Records from a dataset:
--- Start ---
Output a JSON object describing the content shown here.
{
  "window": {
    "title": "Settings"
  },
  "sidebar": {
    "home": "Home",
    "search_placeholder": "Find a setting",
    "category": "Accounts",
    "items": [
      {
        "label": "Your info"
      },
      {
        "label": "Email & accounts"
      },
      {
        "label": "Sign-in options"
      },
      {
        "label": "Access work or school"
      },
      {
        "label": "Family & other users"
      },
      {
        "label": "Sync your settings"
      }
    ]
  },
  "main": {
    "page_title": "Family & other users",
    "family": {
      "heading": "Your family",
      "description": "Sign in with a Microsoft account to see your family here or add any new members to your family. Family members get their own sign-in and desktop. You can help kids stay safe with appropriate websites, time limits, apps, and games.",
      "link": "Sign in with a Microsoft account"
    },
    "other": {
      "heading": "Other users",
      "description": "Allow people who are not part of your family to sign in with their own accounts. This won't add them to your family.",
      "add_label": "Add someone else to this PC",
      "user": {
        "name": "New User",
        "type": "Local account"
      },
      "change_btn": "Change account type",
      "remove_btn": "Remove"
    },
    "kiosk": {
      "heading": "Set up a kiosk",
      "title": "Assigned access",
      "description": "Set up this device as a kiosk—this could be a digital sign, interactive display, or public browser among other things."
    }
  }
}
--- End ---
Copy each line above where the string "users" occurs.

        "label": "Family & other users"
    "page_title": "Family & other users",
      "heading": "Other users",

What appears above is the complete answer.